── TEXTO MOSTRADO ──
En resumen, el neoliberalismo hereda mucho del espíritu de las protestas juveniles, y en buena medida su vitalidad depende de eso, de que es capaz de mantener un aire contestatario. Importante tenerlo presente. Su programa es fundamentalmente conservador, incluye muchos de los temas más clásicos de la derecha empresarial: libre mercado, control del déficit, reducción del gasto social. Sin embargo, en los años setenta y ochenta es un movimiento de oposición, rebelde, enemigo del orden establecido, un movimiento de protesta contra el Estado, contra la burocracia, los sindicatos, la clase política, contra todos los parásitos del sistema de la posguerra.
En su momento, la denuncia resulta muy verosímil. El Estado de Bienestar es el orden establecido, indudablemente. Y favorece a sindicatos, funcionarios, políticos. No hace falta mucho para que parezca que frente a ellos están sencillamente los individuos, cuya vida está permanentemente acotada, regulada, vigilada. Pero lo interesante es que va a conservar ese aire juvenil y contestatario en las décadas siguientes. La explicación no tiene mucho misterio: en la medida que no desaparece, y no va a desaparecer el Estado, ni los impuestos, ni los sindicatos ni la regulación de la economía, ni los servicios públicos, siempre será posible situarse en la oposición y denunciar a los vividores, exigir menos impuestos, menos leyes, menos burócratas, menos gastos.
───
**RESULTADO ESPERADO**
Transcriba del texto sobre el neoliberalismo el fragmento que va desde "En su momento, la" hasta "burócratas, menos gastos.", ambos incluidos.
── REGISTROS DE DATOS ──
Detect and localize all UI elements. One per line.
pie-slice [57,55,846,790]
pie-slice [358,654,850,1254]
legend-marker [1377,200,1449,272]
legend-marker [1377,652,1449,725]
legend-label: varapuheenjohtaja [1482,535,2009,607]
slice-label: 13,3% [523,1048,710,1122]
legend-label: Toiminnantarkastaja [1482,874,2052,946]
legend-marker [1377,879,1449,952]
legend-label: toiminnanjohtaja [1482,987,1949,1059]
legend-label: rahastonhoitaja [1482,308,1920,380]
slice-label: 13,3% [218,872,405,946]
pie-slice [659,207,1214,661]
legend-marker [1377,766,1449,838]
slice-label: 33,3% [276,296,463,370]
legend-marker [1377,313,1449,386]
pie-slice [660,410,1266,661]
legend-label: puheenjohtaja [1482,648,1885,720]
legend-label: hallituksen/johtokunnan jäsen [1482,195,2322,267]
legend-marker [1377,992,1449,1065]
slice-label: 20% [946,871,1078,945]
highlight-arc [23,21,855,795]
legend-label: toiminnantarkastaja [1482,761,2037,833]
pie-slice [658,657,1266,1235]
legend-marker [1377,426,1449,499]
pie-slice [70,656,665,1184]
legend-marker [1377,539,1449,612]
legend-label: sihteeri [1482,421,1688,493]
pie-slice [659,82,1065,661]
───
**ESPACIO DE RESPUESTA**
En su momento, la denuncia resulta muy verosímil. El Estado de Bienestar es el orden establecido, indudablemente. Y favorece a sindicatos, funcionarios, políticos. No hace falta mucho para que parezca que frente a ellos están sencillamente los individuos, cuya vida está permanentemente acotada, regulada, vigilada. Pero lo interesante es que va a conservar ese aire juvenil y contestatario en las décadas siguientes. La explicación no tiene mucho misterio: en la medida que no desaparece, y no va a desaparecer el Estado, ni los impuestos, ni los sindicatos ni la regulación de la economía, ni los servicios públicos, siempre será posible situarse en la oposición y denunciar a los vividores, exigir menos impuestos, menos leyes, menos burócratas, menos gastos.